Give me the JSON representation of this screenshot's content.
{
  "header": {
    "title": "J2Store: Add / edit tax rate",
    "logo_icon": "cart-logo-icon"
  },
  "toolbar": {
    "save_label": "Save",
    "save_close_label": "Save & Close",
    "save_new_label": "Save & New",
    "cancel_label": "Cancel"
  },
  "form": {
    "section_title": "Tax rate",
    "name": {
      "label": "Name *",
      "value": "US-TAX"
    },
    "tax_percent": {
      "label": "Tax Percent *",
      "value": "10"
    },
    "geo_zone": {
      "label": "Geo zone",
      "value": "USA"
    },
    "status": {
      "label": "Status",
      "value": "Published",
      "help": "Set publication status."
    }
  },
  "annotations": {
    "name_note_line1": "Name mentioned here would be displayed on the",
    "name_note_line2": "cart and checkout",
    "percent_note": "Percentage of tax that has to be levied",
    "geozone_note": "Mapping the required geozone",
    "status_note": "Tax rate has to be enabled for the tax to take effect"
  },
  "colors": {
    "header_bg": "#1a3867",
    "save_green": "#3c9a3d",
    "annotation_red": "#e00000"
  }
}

· · · · ·

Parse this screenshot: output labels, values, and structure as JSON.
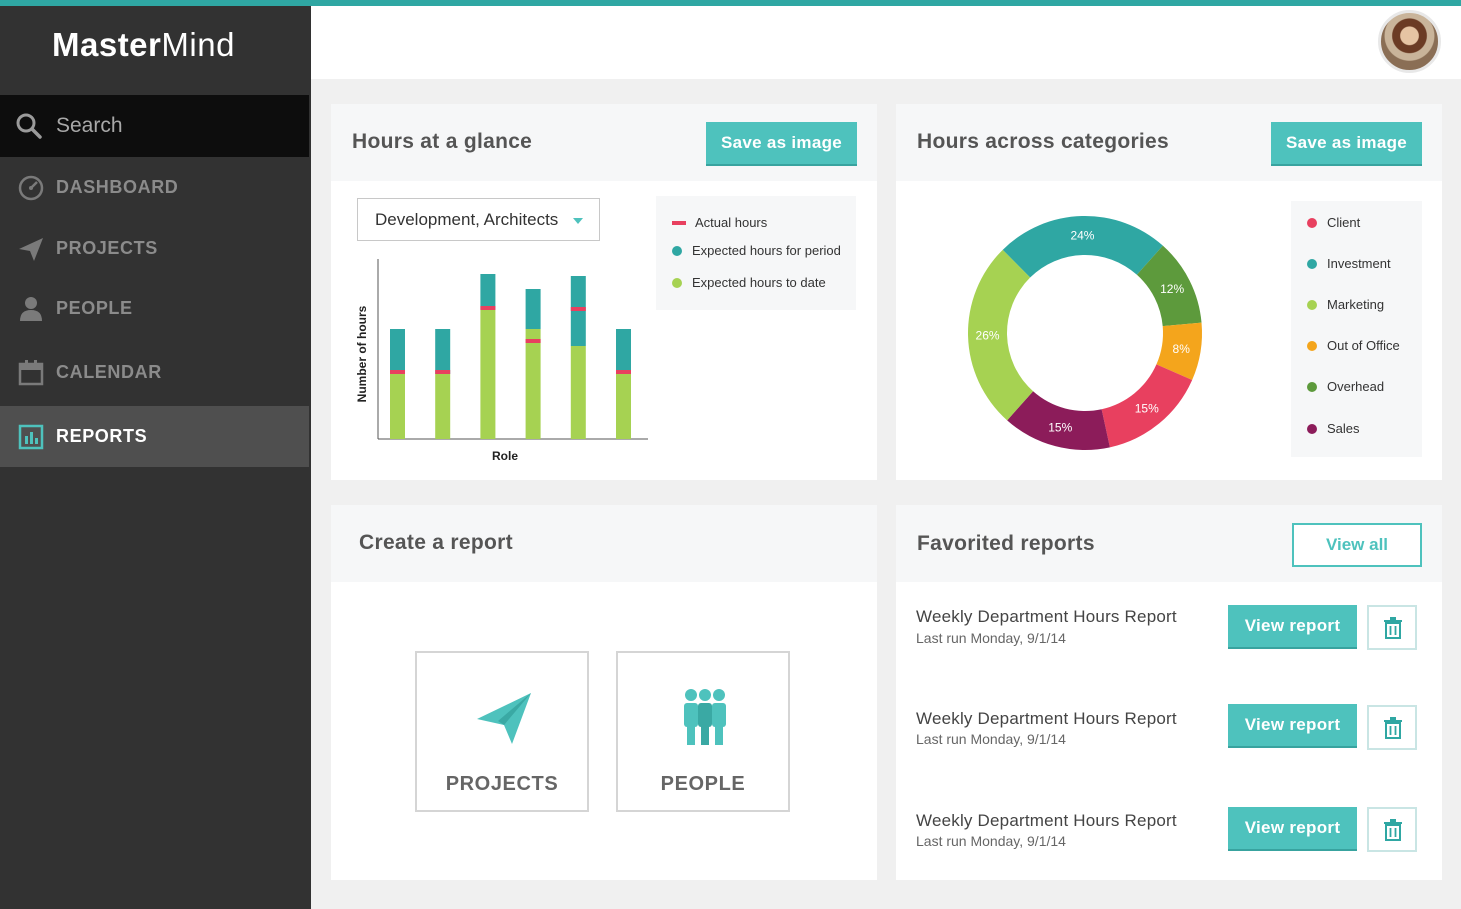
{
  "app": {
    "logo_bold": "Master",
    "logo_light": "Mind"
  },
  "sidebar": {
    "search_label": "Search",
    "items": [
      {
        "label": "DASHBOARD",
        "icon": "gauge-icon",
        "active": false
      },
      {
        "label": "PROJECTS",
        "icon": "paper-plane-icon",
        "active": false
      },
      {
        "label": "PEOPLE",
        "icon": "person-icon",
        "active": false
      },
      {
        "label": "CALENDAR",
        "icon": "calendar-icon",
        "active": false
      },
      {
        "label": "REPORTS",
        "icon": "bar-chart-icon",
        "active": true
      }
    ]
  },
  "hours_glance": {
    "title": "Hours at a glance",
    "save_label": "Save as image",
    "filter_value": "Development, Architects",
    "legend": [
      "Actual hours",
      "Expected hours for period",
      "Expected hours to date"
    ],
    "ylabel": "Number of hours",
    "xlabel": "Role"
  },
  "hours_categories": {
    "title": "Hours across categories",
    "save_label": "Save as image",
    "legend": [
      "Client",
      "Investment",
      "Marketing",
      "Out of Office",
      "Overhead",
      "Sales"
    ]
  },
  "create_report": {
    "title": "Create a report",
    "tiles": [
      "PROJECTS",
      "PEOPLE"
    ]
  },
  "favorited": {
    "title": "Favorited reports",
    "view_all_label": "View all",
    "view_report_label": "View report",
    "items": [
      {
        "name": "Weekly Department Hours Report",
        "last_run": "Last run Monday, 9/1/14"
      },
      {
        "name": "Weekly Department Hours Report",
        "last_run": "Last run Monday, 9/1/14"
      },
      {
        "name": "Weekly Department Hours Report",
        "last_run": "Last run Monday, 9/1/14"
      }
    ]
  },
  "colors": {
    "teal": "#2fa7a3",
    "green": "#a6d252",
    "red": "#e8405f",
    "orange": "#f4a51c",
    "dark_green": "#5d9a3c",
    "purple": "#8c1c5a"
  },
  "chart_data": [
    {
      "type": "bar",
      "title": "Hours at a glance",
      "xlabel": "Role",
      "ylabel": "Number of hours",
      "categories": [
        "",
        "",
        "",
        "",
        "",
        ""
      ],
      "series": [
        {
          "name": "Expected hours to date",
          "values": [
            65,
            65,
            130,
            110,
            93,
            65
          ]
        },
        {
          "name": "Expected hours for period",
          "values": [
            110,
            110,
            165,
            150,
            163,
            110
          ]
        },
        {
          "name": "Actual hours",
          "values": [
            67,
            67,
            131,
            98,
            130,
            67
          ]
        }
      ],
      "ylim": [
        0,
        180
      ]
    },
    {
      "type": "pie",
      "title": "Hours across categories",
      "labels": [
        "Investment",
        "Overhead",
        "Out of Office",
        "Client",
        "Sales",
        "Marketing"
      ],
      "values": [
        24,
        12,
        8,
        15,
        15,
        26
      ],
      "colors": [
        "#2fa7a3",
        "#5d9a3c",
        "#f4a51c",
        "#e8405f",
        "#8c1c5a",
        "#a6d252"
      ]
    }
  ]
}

· · · · ·

● What this task involves: Among the entries above, how many lines hold the word "date"? Reply with only that number.

● Output for this task: 2